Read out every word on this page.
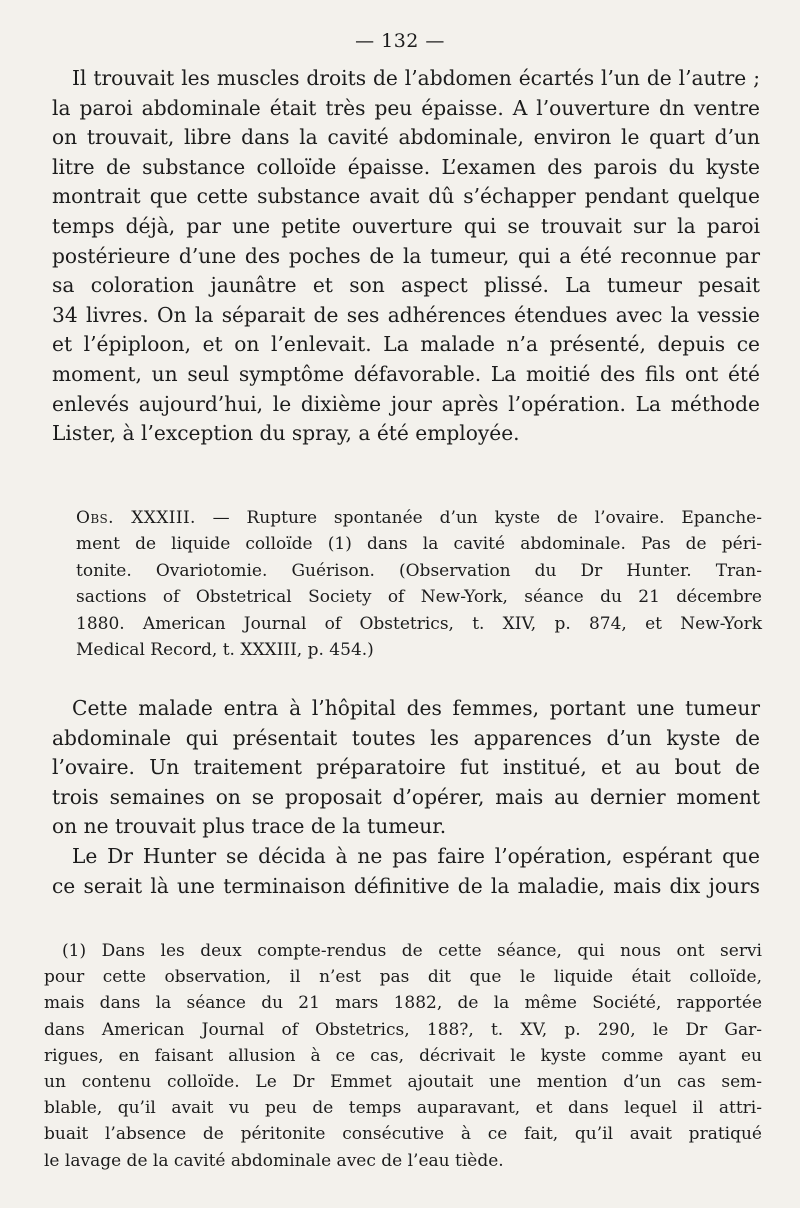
— 132 —
Il trouvait les muscles droits de l’abdomen écartés l’un de l’autre ;
la paroi abdominale était très peu épaisse. A l’ouverture dn ventre
on trouvait, libre dans la cavité abdominale, environ le quart d’un
litre de substance colloïde épaisse. L’examen des parois du kyste
montrait que cette substance avait dû s’échapper pendant quelque
temps déjà, par une petite ouverture qui se trouvait sur la paroi
postérieure d’une des poches de la tumeur, qui a été reconnue par
sa coloration jaunâtre et son aspect plissé. La tumeur pesait
34 livres. On la séparait de ses adhérences étendues avec la vessie
et l’épiploon, et on l’enlevait. La malade n’a présenté, depuis ce
moment, un seul symptôme défavorable. La moitié des fils ont été
enlevés aujourd’hui, le dixième jour après l’opération. La méthode
Lister, à l’exception du spray, a été employée.
Obs. XXXIII. — Rupture spontanée d’un kyste de l’ovaire. Epanche-
ment de liquide colloïde (1) dans la cavité abdominale. Pas de péri-
tonite. Ovariotomie. Guérison. (Observation du Dr Hunter. Tran-
sactions of Obstetrical Society of New-York, séance du 21 décembre
1880. American Journal of Obstetrics, t. XIV, p. 874, et New-York
Medical Record, t. XXXIII, p. 454.)
Cette malade entra à l’hôpital des femmes, portant une tumeur
abdominale qui présentait toutes les apparences d’un kyste de
l’ovaire. Un traitement préparatoire fut institué, et au bout de
trois semaines on se proposait d’opérer, mais au dernier moment
on ne trouvait plus trace de la tumeur.
Le Dr Hunter se décida à ne pas faire l’opération, espérant que
ce serait là une terminaison définitive de la maladie, mais dix jours
(1) Dans les deux compte-rendus de cette séance, qui nous ont servi
pour cette observation, il n’est pas dit que le liquide était colloïde,
mais dans la séance du 21 mars 1882, de la même Société, rapportée
dans American Journal of Obstetrics, 188?, t. XV, p. 290, le Dr Gar-
rigues, en faisant allusion à ce cas, décrivait le kyste comme ayant eu
un contenu colloïde. Le Dr Emmet ajoutait une mention d’un cas sem-
blable, qu’il avait vu peu de temps auparavant, et dans lequel il attri-
buait l’absence de péritonite consécutive à ce fait, qu’il avait pratiqué
le lavage de la cavité abdominale avec de l’eau tiède.
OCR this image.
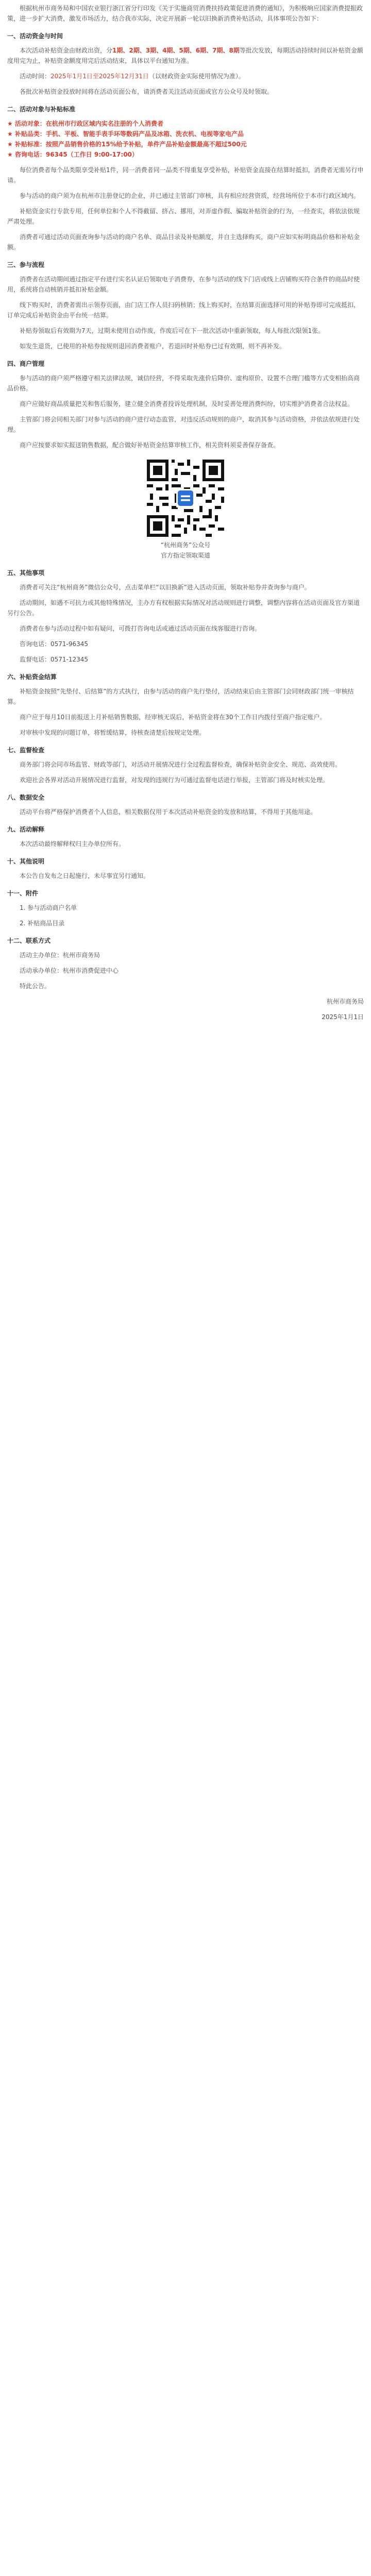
根据杭州市商务局和中国农业银行浙江省分行印发《关于实施商贸消费扶持政策促进消费的通知》，为积极响应国家消费提振政策，进一步扩大消费，激发市场活力，结合我市实际，决定开展新一轮以旧换新消费补贴活动，具体事项公告如下：

一、活动资金与时间

本次活动补贴资金由财政出资，分1期、2期、3期、4期、5期、6期、7期、8期等批次发放，每期活动持续时间以补贴资金额度用完为止，补贴资金额度用完后活动结束，具体以平台通知为准。

活动时间：2025年1月1日至2025年12月31日（以财政资金实际使用情况为准）。

各批次补贴资金投放时间将在活动页面公布，请消费者关注活动页面或官方公众号及时领取。

二、活动对象与补贴标准

★ 活动对象：在杭州市行政区域内实名注册的个人消费者
★ 补贴品类：手机、平板、智能手表手环等数码产品及冰箱、洗衣机、电视等家电产品
★ 补贴标准：按照产品销售价格的15%给予补贴，单件产品补贴金额最高不超过500元
★ 咨询电话：96345（工作日 9:00-17:00）

每位消费者每个品类限享受补贴1件，同一消费者同一品类不得重复享受补贴，补贴资金直接在结算时抵扣，消费者无需另行申请。

参与活动的商户须为在杭州市注册登记的企业，并已通过主管部门审核，具有相应经营资质，经营场所位于本市行政区域内。

补贴资金实行专款专用，任何单位和个人不得截留、挤占、挪用，对弄虚作假、骗取补贴资金的行为，一经查实，将依法依规严肃处理。

消费者可通过活动页面查询参与活动的商户名单、商品目录及补贴额度，并自主选择购买，商户应如实标明商品价格和补贴金额。

三、参与流程

消费者在活动期间通过指定平台进行实名认证后领取电子消费券，在参与活动的线下门店或线上店铺购买符合条件的商品时使用，系统将自动核销并抵扣补贴金额。

线下购买时，消费者需出示领券页面，由门店工作人员扫码核销；线上购买时，在结算页面选择可用的补贴券即可完成抵扣，订单完成后补贴资金由平台统一结算。

补贴券领取后有效期为7天，过期未使用自动作废，作废后可在下一批次活动中重新领取，每人每批次限领1张。

如发生退货，已使用的补贴券按规则退回消费者账户，若退回时补贴券已过有效期，则不再补发。

四、商户管理

参与活动的商户须严格遵守相关法律法规，诚信经营，不得采取先涨价后降价、虚构原价、设置不合理门槛等方式变相抬高商品价格。

商户应做好商品质量把关和售后服务，建立健全消费者投诉处理机制，及时妥善处理消费纠纷，切实维护消费者合法权益。

主管部门将会同相关部门对参与活动的商户进行动态监管，对违反活动规则的商户，取消其参与活动资格，并依法依规进行处理。

商户应按要求如实报送销售数据，配合做好补贴资金结算审核工作，相关资料须妥善保存备查。

“杭州商务”公众号
官方指定领取渠道

五、其他事项

消费者可关注“杭州商务”微信公众号，点击菜单栏“以旧换新”进入活动页面，领取补贴券并查询参与商户。

活动期间，如遇不可抗力或其他特殊情况，主办方有权根据实际情况对活动规则进行调整，调整内容将在活动页面及官方渠道另行公告。

消费者在参与活动过程中如有疑问，可拨打咨询电话或通过活动页面在线客服进行咨询。

咨询电话：0571-96345

监督电话：0571-12345

六、补贴资金结算

补贴资金按照“先垫付、后结算”的方式执行，由参与活动的商户先行垫付，活动结束后由主管部门会同财政部门统一审核结算。

商户应于每月10日前报送上月补贴销售数据，经审核无误后，补贴资金将在30个工作日内拨付至商户指定账户。

对审核中发现的问题订单，将暂缓结算，待核查清楚后按规定处理。

七、监督检查

商务部门将会同市场监管、财政等部门，对活动开展情况进行全过程监督检查，确保补贴资金安全、规范、高效使用。

欢迎社会各界对活动开展情况进行监督，对发现的违规行为可通过监督电话进行举报，主管部门将及时核实处理。

八、数据安全

活动平台将严格保护消费者个人信息，相关数据仅用于本次活动补贴资金的发放和结算，不得用于其他用途。

九、活动解释

本次活动最终解释权归主办单位所有。

十、其他说明

本公告自发布之日起施行，未尽事宜另行通知。

十一、附件

1. 参与活动商户名单

2. 补贴商品目录

十二、联系方式

活动主办单位：杭州市商务局

活动承办单位：杭州市消费促进中心

特此公告。

杭州市商务局

2025年1月1日
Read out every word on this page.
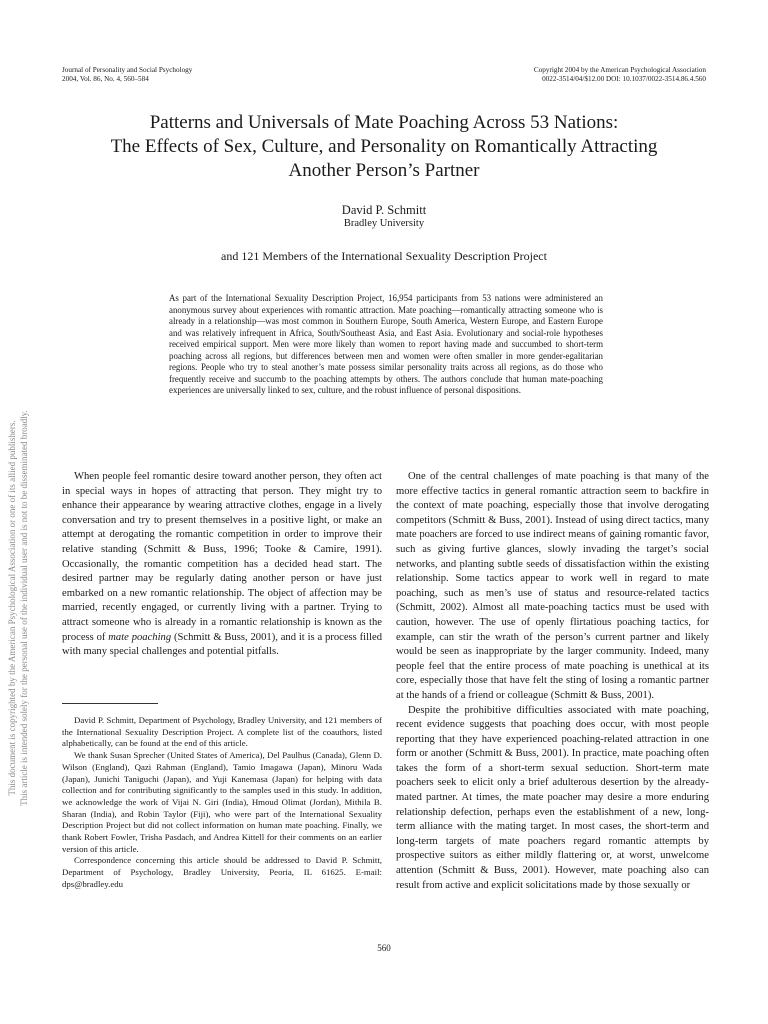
Journal of Personality and Social Psychology
2004, Vol. 86, No. 4, 560–584
Copyright 2004 by the American Psychological Association
0022-3514/04/$12.00 DOI: 10.1037/0022-3514.86.4.560
Patterns and Universals of Mate Poaching Across 53 Nations:
The Effects of Sex, Culture, and Personality on Romantically Attracting
Another Person’s Partner
David P. Schmitt
Bradley University
and 121 Members of the International Sexuality Description Project
As part of the International Sexuality Description Project, 16,954 participants from 53 nations were administered an anonymous survey about experiences with romantic attraction. Mate poaching—romantically attracting someone who is already in a relationship—was most common in Southern Europe, South America, Western Europe, and Eastern Europe and was relatively infrequent in Africa, South/Southeast Asia, and East Asia. Evolutionary and social-role hypotheses received empirical support. Men were more likely than women to report having made and succumbed to short-term poaching across all regions, but differences between men and women were often smaller in more gender-egalitarian regions. People who try to steal another’s mate possess similar personality traits across all regions, as do those who frequently receive and succumb to the poaching attempts by others. The authors conclude that human mate-poaching experiences are universally linked to sex, culture, and the robust influence of personal dispositions.

When people feel romantic desire toward another person, they often act in special ways in hopes of attracting that person. They might try to enhance their appearance by wearing attractive clothes, engage in a lively conversation and try to present themselves in a positive light, or make an attempt at derogating the romantic competition in order to improve their relative standing (Schmitt & Buss, 1996; Tooke & Camire, 1991). Occasionally, the romantic competition has a decided head start. The desired partner may be regularly dating another person or have just embarked on a new romantic relationship. The object of affection may be married, recently engaged, or currently living with a partner. Trying to attract someone who is already in a romantic relationship is known as the process of mate poaching (Schmitt & Buss, 2001), and it is a process filled with many special challenges and potential pitfalls.

David P. Schmitt, Department of Psychology, Bradley University, and 121 members of the International Sexuality Description Project. A complete list of the coauthors, listed alphabetically, can be found at the end of this article.

We thank Susan Sprecher (United States of America), Del Paulhus (Canada), Glenn D. Wilson (England), Qazi Rahman (England), Tamio Imagawa (Japan), Minoru Wada (Japan), Junichi Taniguchi (Japan), and Yuji Kanemasa (Japan) for helping with data collection and for contributing significantly to the samples used in this study. In addition, we acknowledge the work of Vijai N. Giri (India), Hmoud Olimat (Jordan), Mithila B. Sharan (India), and Robin Taylor (Fiji), who were part of the International Sexuality Description Project but did not collect information on human mate poaching. Finally, we thank Robert Fowler, Trisha Pasdach, and Andrea Kittell for their comments on an earlier version of this article.

Correspondence concerning this article should be addressed to David P. Schmitt, Department of Psychology, Bradley University, Peoria, IL 61625. E-mail: dps@bradley.edu

One of the central challenges of mate poaching is that many of the more effective tactics in general romantic attraction seem to backfire in the context of mate poaching, especially those that involve derogating competitors (Schmitt & Buss, 2001). Instead of using direct tactics, many mate poachers are forced to use indirect means of gaining romantic favor, such as giving furtive glances, slowly invading the target’s social networks, and planting subtle seeds of dissatisfaction within the existing relationship. Some tactics appear to work well in regard to mate poaching, such as men’s use of status and resource-related tactics (Schmitt, 2002). Almost all mate-poaching tactics must be used with caution, however. The use of openly flirtatious poaching tactics, for example, can stir the wrath of the person’s current partner and likely would be seen as inappropriate by the larger community. Indeed, many people feel that the entire process of mate poaching is unethical at its core, especially those that have felt the sting of losing a romantic partner at the hands of a friend or colleague (Schmitt & Buss, 2001).

Despite the prohibitive difficulties associated with mate poaching, recent evidence suggests that poaching does occur, with most people reporting that they have experienced poaching-related attraction in one form or another (Schmitt & Buss, 2001). In practice, mate poaching often takes the form of a short-term sexual seduction. Short-term mate poachers seek to elicit only a brief adulterous desertion by the already-mated partner. At times, the mate poacher may desire a more enduring relationship defection, perhaps even the establishment of a new, long-term alliance with the mating target. In most cases, the short-term and long-term targets of mate poachers regard romantic attempts by prospective suitors as either mildly flattering or, at worst, unwelcome attention (Schmitt & Buss, 2001). However, mate poaching also can result from active and explicit solicitations made by those sexually or

560
This document is copyrighted by the American Psychological Association or one of its allied publishers. This article is intended solely for the personal use of the individual user and is not to be disseminated broadly.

==*==

Go through the records and gather the lines that hold "avec".

34 livres. On la séparait de ses adhérences étendues avec la vessie
le lavage de la cavité abdominale avec de l’eau tiède.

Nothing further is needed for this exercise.